YOUR GOAL: Return the entries verbatim and drop every picture.

EXERCISE INPUTS:
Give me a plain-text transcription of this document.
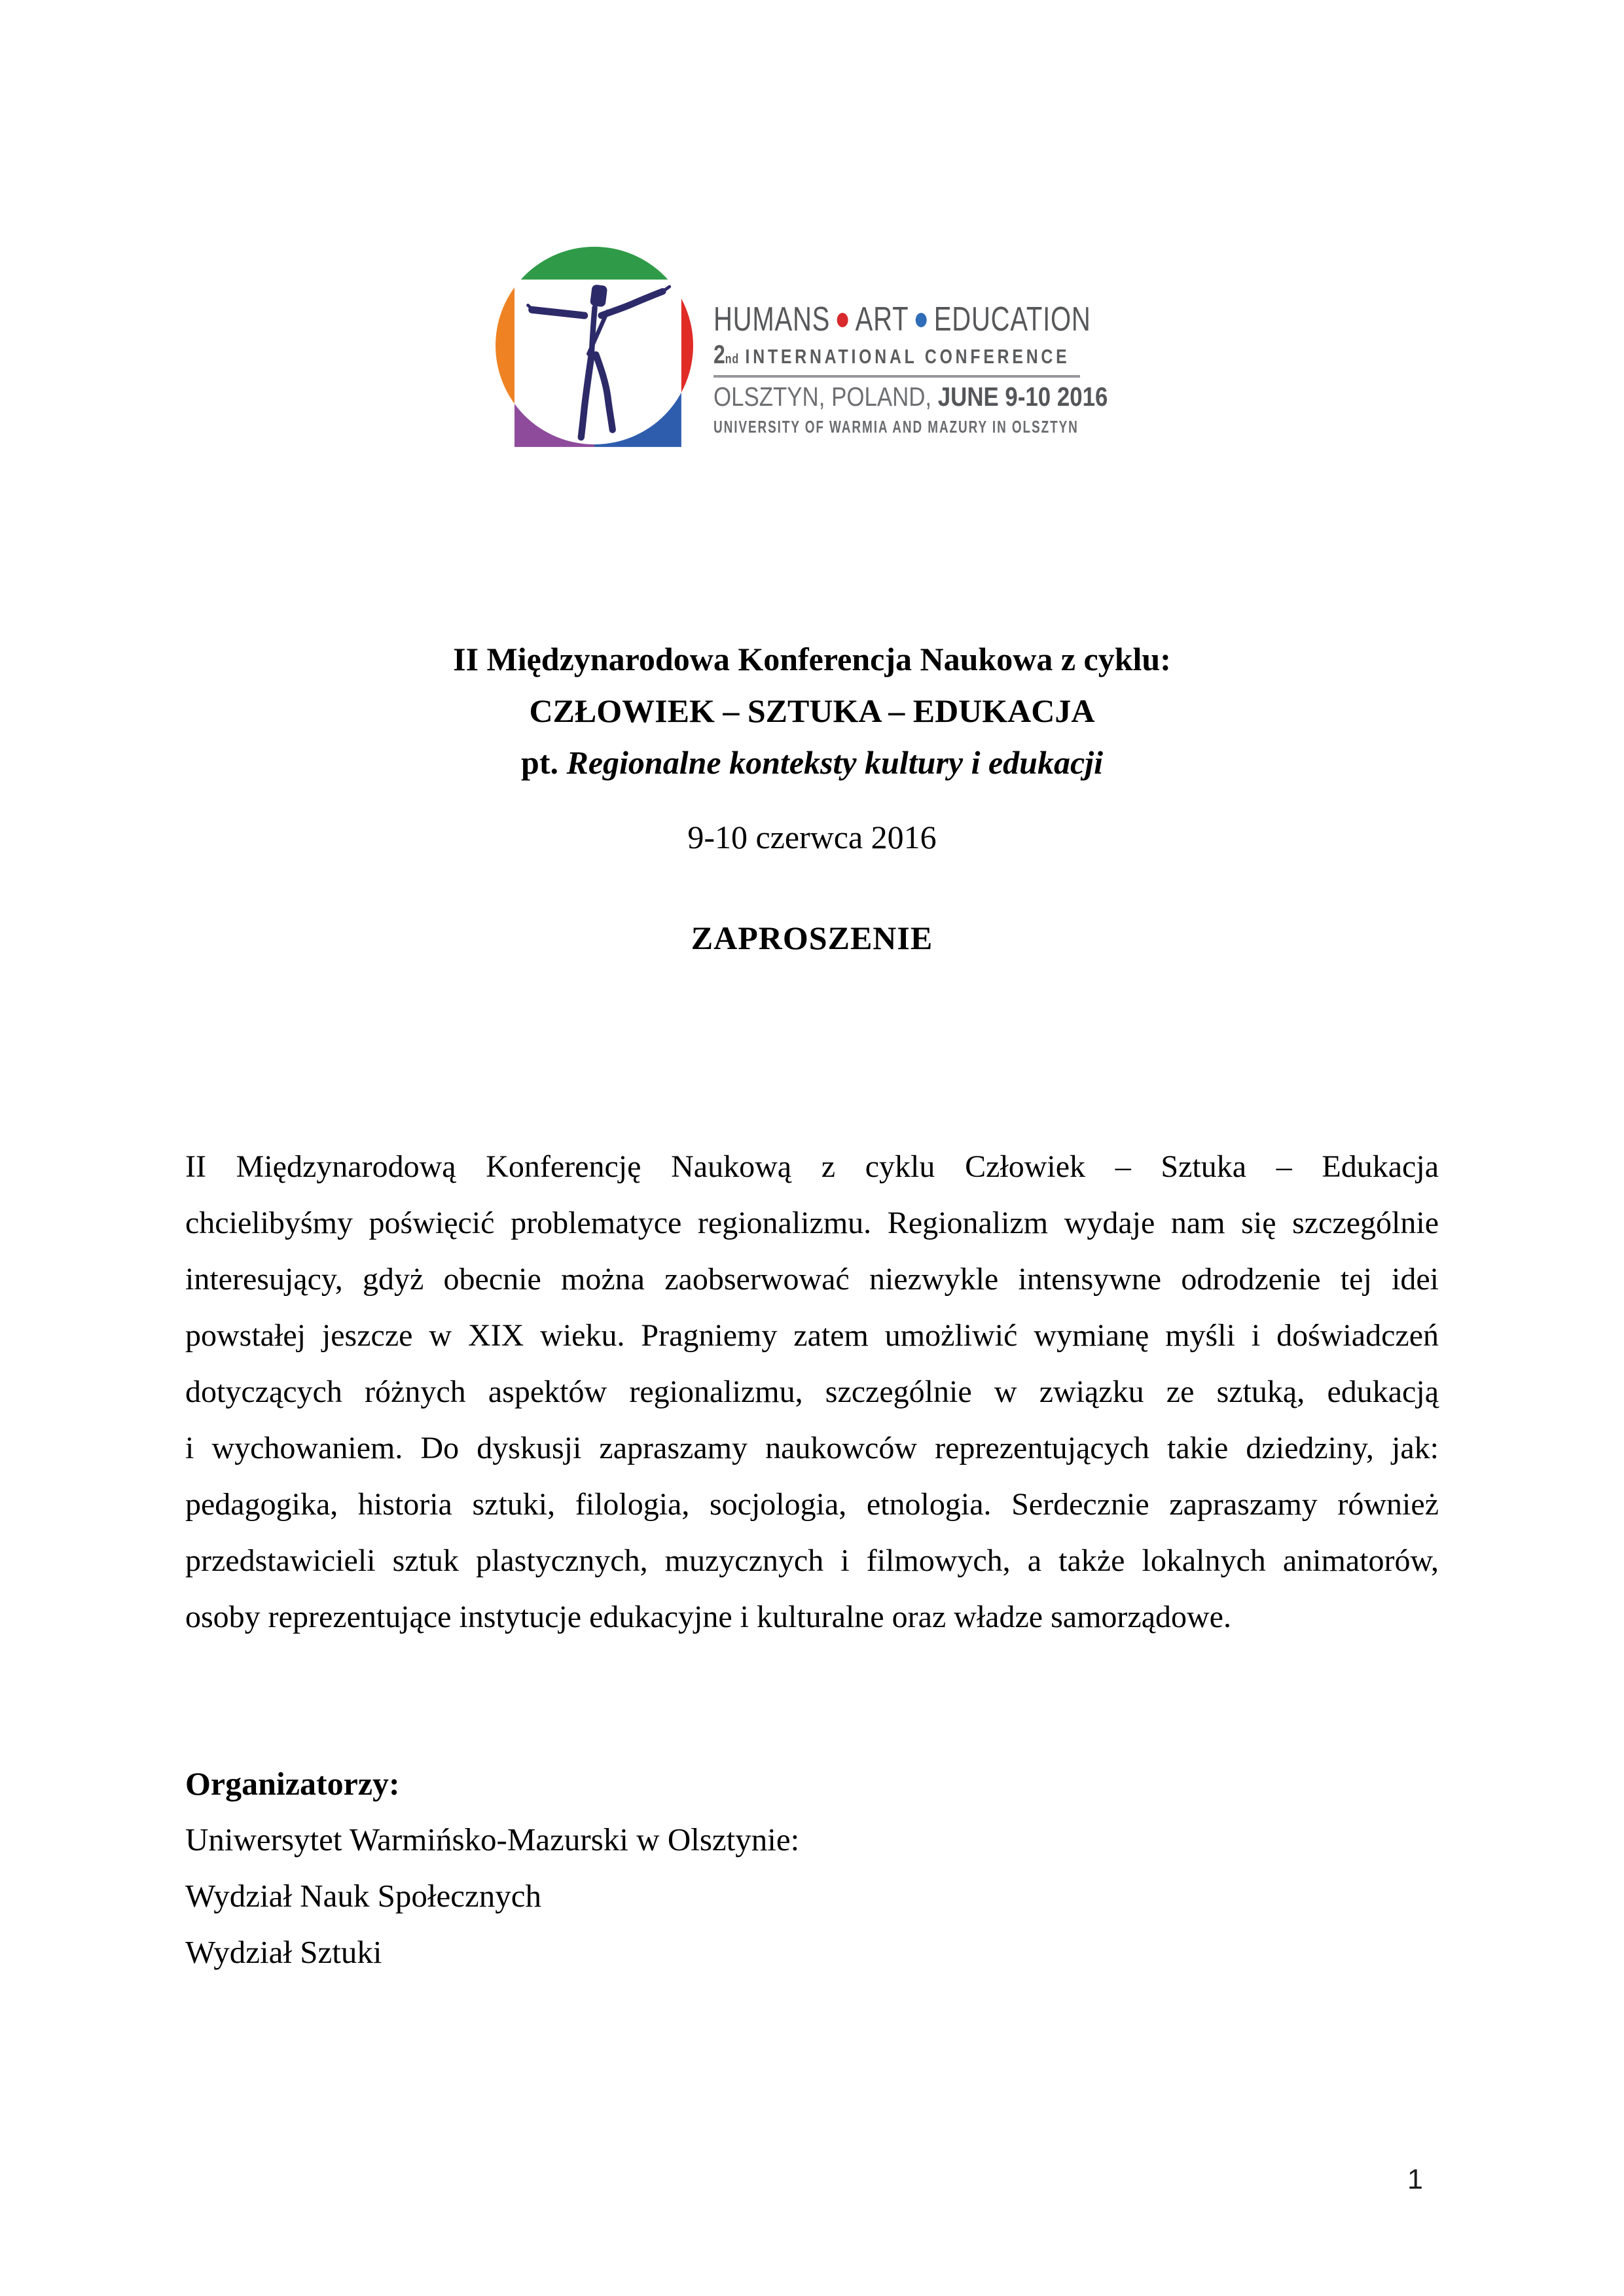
HUMANS ART EDUCATION
2nd INTERNATIONAL CONFERENCE
OLSZTYN, POLAND, JUNE 9-10 2016
UNIVERSITY OF WARMIA AND MAZURY IN OLSZTYN
II Międzynarodowa Konferencja Naukowa z cyklu:
CZŁOWIEK – SZTUKA – EDUKACJA
pt. Regionalne konteksty kultury i edukacji
9-10 czerwca 2016
ZAPROSZENIE
II Międzynarodową Konferencję Naukową z cyklu Człowiek – Sztuka – Edukacja
chcielibyśmy poświęcić problematyce regionalizmu. Regionalizm wydaje nam się szczególnie
interesujący, gdyż obecnie można zaobserwować niezwykle intensywne odrodzenie tej idei
powstałej jeszcze w XIX wieku. Pragniemy zatem umożliwić wymianę myśli i doświadczeń
dotyczących różnych aspektów regionalizmu, szczególnie w związku ze sztuką, edukacją
i wychowaniem. Do dyskusji zapraszamy naukowców reprezentujących takie dziedziny, jak:
pedagogika, historia sztuki, filologia, socjologia, etnologia. Serdecznie zapraszamy również
przedstawicieli sztuk plastycznych, muzycznych i filmowych, a także lokalnych animatorów,
osoby reprezentujące instytucje edukacyjne i kulturalne oraz władze samorządowe.
Organizatorzy:
Uniwersytet Warmińsko-Mazurski w Olsztynie:
Wydział Nauk Społecznych
Wydział Sztuki
1
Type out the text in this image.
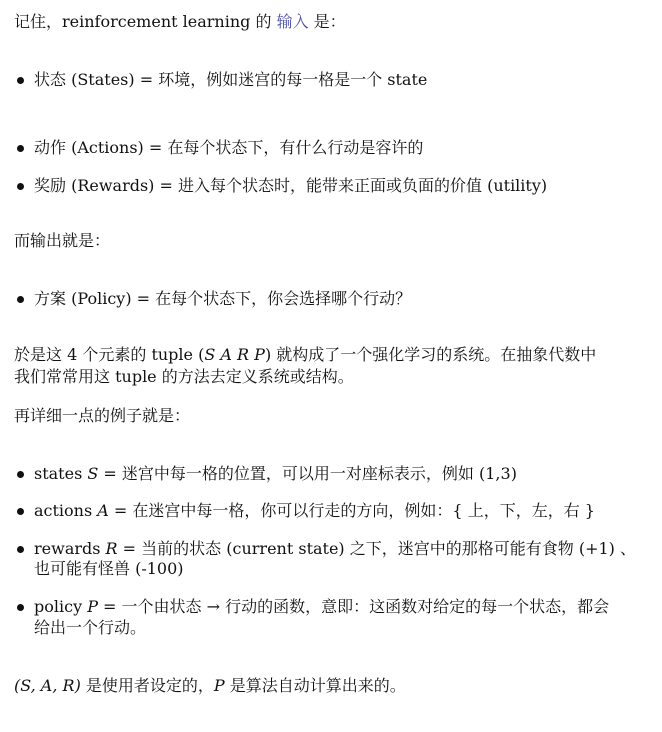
记住，reinforcement learning 的 输入 是：
状态 (States) = 环境，例如迷宫的每一格是一个 state
动作 (Actions) = 在每个状态下，有什么行动是容许的
奖励 (Rewards) = 进入每个状态时，能带来正面或负面的价值 (utility)
而输出就是：
方案 (Policy) = 在每个状态下，你会选择哪个行动？
於是这 4 个元素的 tuple (S A R P) 就构成了一个强化学习的系统。在抽象代数中
我们常常用这 tuple 的方法去定义系统或结构。
再详细一点的例子就是：
states S = 迷宫中每一格的位置，可以用一对座标表示，例如 (1,3)
actions A = 在迷宫中每一格，你可以行走的方向，例如：{ 上，下，左，右 }
rewards R = 当前的状态 (current state) 之下，迷宫中的那格可能有食物 (+1) 、
也可能有怪兽 (-100)
policy P = 一个由状态 → 行动的函数，意即：这函数对给定的每一个状态，都会
给出一个行动。
(S, A, R) 是使用者设定的，P 是算法自动计算出来的。
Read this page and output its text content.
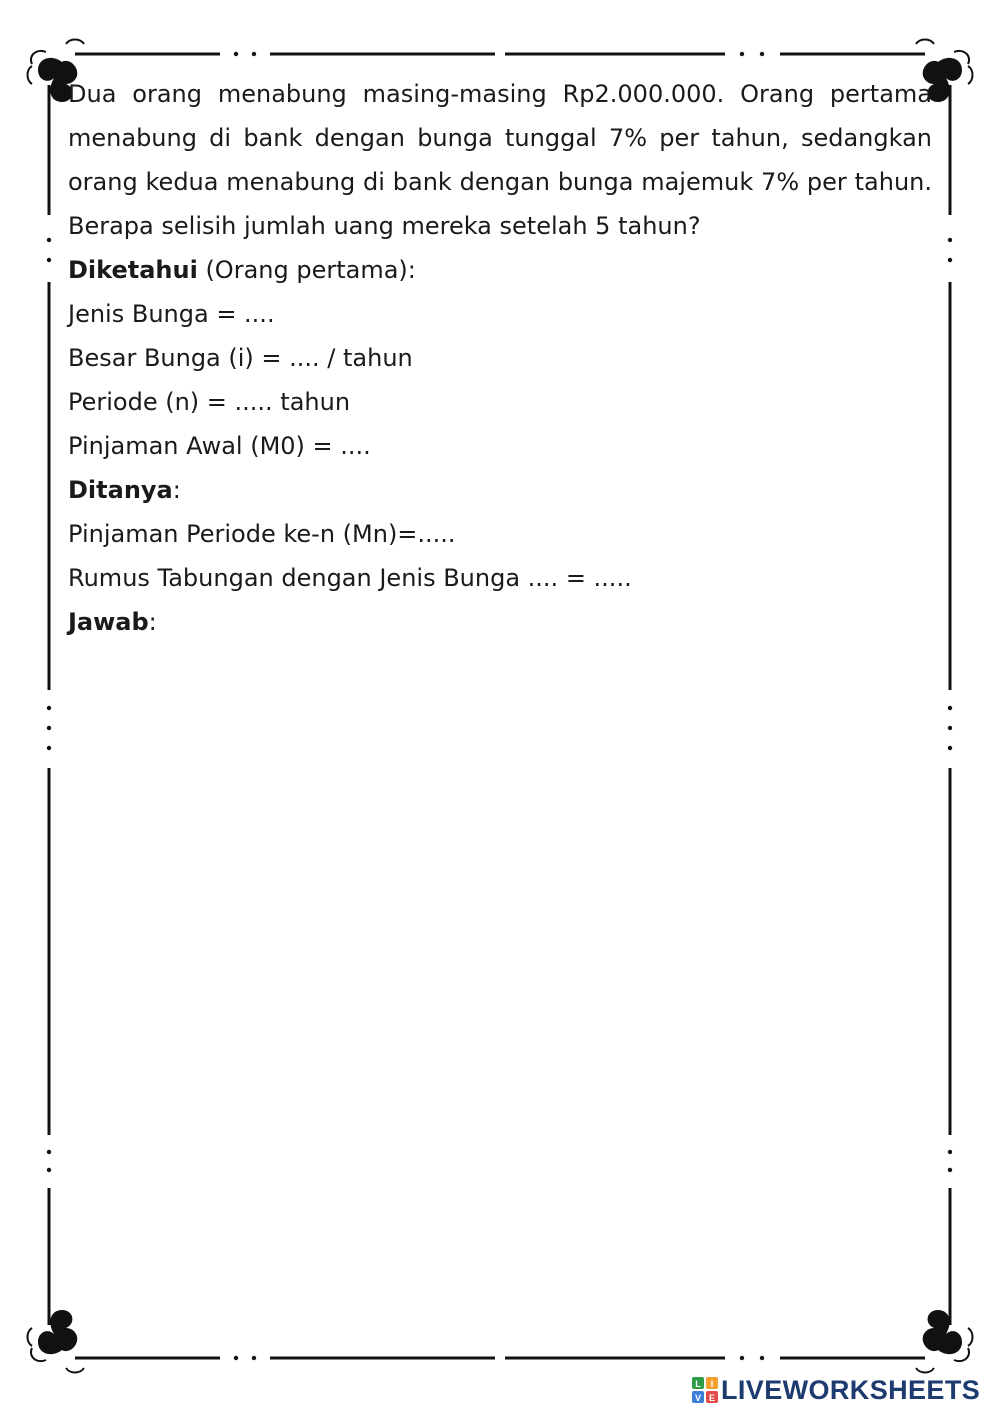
Dua orang menabung masing-masing Rp2.000.000. Orang pertama menabung di bank dengan bunga tunggal 7% per tahun, sedangkan orang kedua menabung di bank dengan bunga majemuk 7% per tahun. Berapa selisih jumlah uang mereka setelah 5 tahun?

Diketahui (Orang pertama):

Jenis Bunga = ....

Besar Bunga (i) = .... / tahun

Periode (n) = ..... tahun

Pinjaman Awal (M0) = ....

Ditanya:

Pinjaman Periode ke-n (Mn)=.....

Rumus Tabungan dengan Jenis Bunga .... = .....

Jawab:

L I
V E LIVEWORKSHEETS
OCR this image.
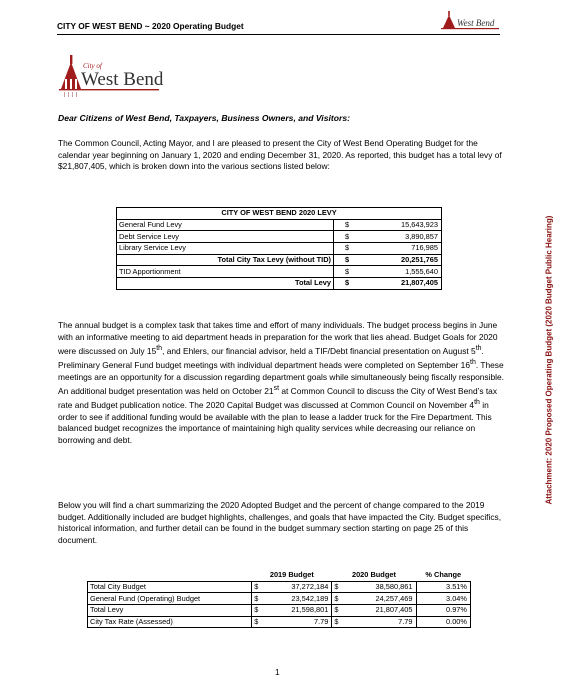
CITY OF WEST BEND ~ 2020 Operating Budget	West Bend
City of
West Bend
Dear Citizens of West Bend, Taxpayers, Business Owners, and Visitors:

The Common Council, Acting Mayor, and I are pleased to present the City of West Bend Operating Budget for the calendar year beginning on January 1, 2020 and ending December 31, 2020. As reported, this budget has a total levy of $21,807,405, which is broken down into the various sections listed below:

CITY OF WEST BEND 2020 LEVY		
General Fund Levy	$	15,643,923
Debt Service Levy	$	3,890,857
Library Service Levy	$	716,985
Total City Tax Levy (without TID)	$	20,251,765
TID Apportionment	$	1,555,640
Total Levy	$	21,807,405

The annual budget is a complex task that takes time and effort of many individuals. The budget process begins in June with an informative meeting to aid department heads in preparation for the work that lies ahead. Budget Goals for 2020 were discussed on July 15th, and Ehlers, our financial advisor, held a TIF/Debt financial presentation on August 5th. Preliminary General Fund budget meetings with individual department heads were completed on September 16th. These meetings are an opportunity for a discussion regarding department goals while simultaneously being fiscally responsible. An additional budget presentation was held on October 21st at Common Council to discuss the City of West Bend’s tax rate and Budget publication notice. The 2020 Capital Budget was discussed at Common Council on November 4th in order to see if additional funding would be available with the plan to lease a ladder truck for the Fire Department. This balanced budget recognizes the importance of maintaining high quality services while decreasing our reliance on borrowing and debt.

Below you will find a chart summarizing the 2020 Adopted Budget and the percent of change compared to the 2019 budget. Additionally included are budget highlights, challenges, and goals that have impacted the City. Budget specifics, historical information, and further detail can be found in the budget summary section starting on page 25 of this document.

	2019 Budget		2020 Budget		% Change
Total City Budget	$	37,272,184	$	38,580,861	3.51%
General Fund (Operating) Budget	$	23,542,189	$	24,257,469	3.04%
Total Levy	$	21,598,801	$	21,807,405	0.97%
City Tax Rate (Assessed)	$	7.79	$	7.79	0.00%
1
Attachment: 2020 Proposed Operating Budget (2020 Budget Public Hearing)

EXERCISE RESULT:
Give me a plain-text transcription of this document.
HUMANS ART EDUCATION
2nd INTERNATIONAL CONFERENCE
OLSZTYN, POLAND, JUNE 9-10 2016
UNIVERSITY OF WARMIA AND MAZURY IN OLSZTYN
II Międzynarodowa Konferencja Naukowa z cyklu:
CZŁOWIEK – SZTUKA – EDUKACJA
pt. Regionalne konteksty kultury i edukacji
9-10 czerwca 2016
ZAPROSZENIE
II Międzynarodową Konferencję Naukową z cyklu Człowiek – Sztuka – Edukacja
chcielibyśmy poświęcić problematyce regionalizmu. Regionalizm wydaje nam się szczególnie
interesujący, gdyż obecnie można zaobserwować niezwykle intensywne odrodzenie tej idei
powstałej jeszcze w XIX wieku. Pragniemy zatem umożliwić wymianę myśli i doświadczeń
dotyczących różnych aspektów regionalizmu, szczególnie w związku ze sztuką, edukacją
i wychowaniem. Do dyskusji zapraszamy naukowców reprezentujących takie dziedziny, jak:
pedagogika, historia sztuki, filologia, socjologia, etnologia. Serdecznie zapraszamy również
przedstawicieli sztuk plastycznych, muzycznych i filmowych, a także lokalnych animatorów,
osoby reprezentujące instytucje edukacyjne i kulturalne oraz władze samorządowe.
Organizatorzy:
Uniwersytet Warmińsko-Mazurski w Olsztynie:
Wydział Nauk Społecznych
Wydział Sztuki
1
Type out the text in this image.
记住，reinforcement learning 的 输入 是：
状态 (States) = 环境，例如迷宫的每一格是一个 state
动作 (Actions) = 在每个状态下，有什么行动是容许的
奖励 (Rewards) = 进入每个状态时，能带来正面或负面的价值 (utility)
而输出就是：
方案 (Policy) = 在每个状态下，你会选择哪个行动？
於是这 4 个元素的 tuple (S A R P) 就构成了一个强化学习的系统。在抽象代数中
我们常常用这 tuple 的方法去定义系统或结构。
再详细一点的例子就是：
states S = 迷宫中每一格的位置，可以用一对座标表示，例如 (1,3)
actions A = 在迷宫中每一格，你可以行走的方向，例如：{ 上，下，左，右 }
rewards R = 当前的状态 (current state) 之下，迷宫中的那格可能有食物 (+1) 、
也可能有怪兽 (-100)
policy P = 一个由状态 → 行动的函数，意即：这函数对给定的每一个状态，都会
给出一个行动。
(S, A, R) 是使用者设定的，P 是算法自动计算出来的。
Read this page and output its text content.
Dua orang menabung masing-masing Rp2.000.000. Orang pertama menabung di bank dengan bunga tunggal 7% per tahun, sedangkan orang kedua menabung di bank dengan bunga majemuk 7% per tahun. Berapa selisih jumlah uang mereka setelah 5 tahun?

Diketahui (Orang pertama):

Jenis Bunga = ....

Besar Bunga (i) = .... / tahun

Periode (n) = ..... tahun

Pinjaman Awal (M0) = ....

Ditanya:

Pinjaman Periode ke-n (Mn)=.....

Rumus Tabungan dengan Jenis Bunga .... = .....

Jawab:

L I
V E LIVEWORKSHEETS
OCR this image.
CITY OF WEST BEND ~ 2020 Operating Budget	West Bend
City of
West Bend
Dear Citizens of West Bend, Taxpayers, Business Owners, and Visitors:

The Common Council, Acting Mayor, and I are pleased to present the City of West Bend Operating Budget for the calendar year beginning on January 1, 2020 and ending December 31, 2020. As reported, this budget has a total levy of $21,807,405, which is broken down into the various sections listed below:

CITY OF WEST BEND 2020 LEVY		
General Fund Levy	$	15,643,923
Debt Service Levy	$	3,890,857
Library Service Levy	$	716,985
Total City Tax Levy (without TID)	$	20,251,765
TID Apportionment	$	1,555,640
Total Levy	$	21,807,405

The annual budget is a complex task that takes time and effort of many individuals. The budget process begins in June with an informative meeting to aid department heads in preparation for the work that lies ahead. Budget Goals for 2020 were discussed on July 15th, and Ehlers, our financial advisor, held a TIF/Debt financial presentation on August 5th. Preliminary General Fund budget meetings with individual department heads were completed on September 16th. These meetings are an opportunity for a discussion regarding department goals while simultaneously being fiscally responsible. An additional budget presentation was held on October 21st at Common Council to discuss the City of West Bend’s tax rate and Budget publication notice. The 2020 Capital Budget was discussed at Common Council on November 4th in order to see if additional funding would be available with the plan to lease a ladder truck for the Fire Department. This balanced budget recognizes the importance of maintaining high quality services while decreasing our reliance on borrowing and debt.

Below you will find a chart summarizing the 2020 Adopted Budget and the percent of change compared to the 2019 budget. Additionally included are budget highlights, challenges, and goals that have impacted the City. Budget specifics, historical information, and further detail can be found in the budget summary section starting on page 25 of this document.

	2019 Budget		2020 Budget		% Change
Total City Budget	$	37,272,184	$	38,580,861	3.51%
General Fund (Operating) Budget	$	23,542,189	$	24,257,469	3.04%
Total Levy	$	21,598,801	$	21,807,405	0.97%
City Tax Rate (Assessed)	$	7.79	$	7.79	0.00%
1
Attachment: 2020 Proposed Operating Budget (2020 Budget Public Hearing)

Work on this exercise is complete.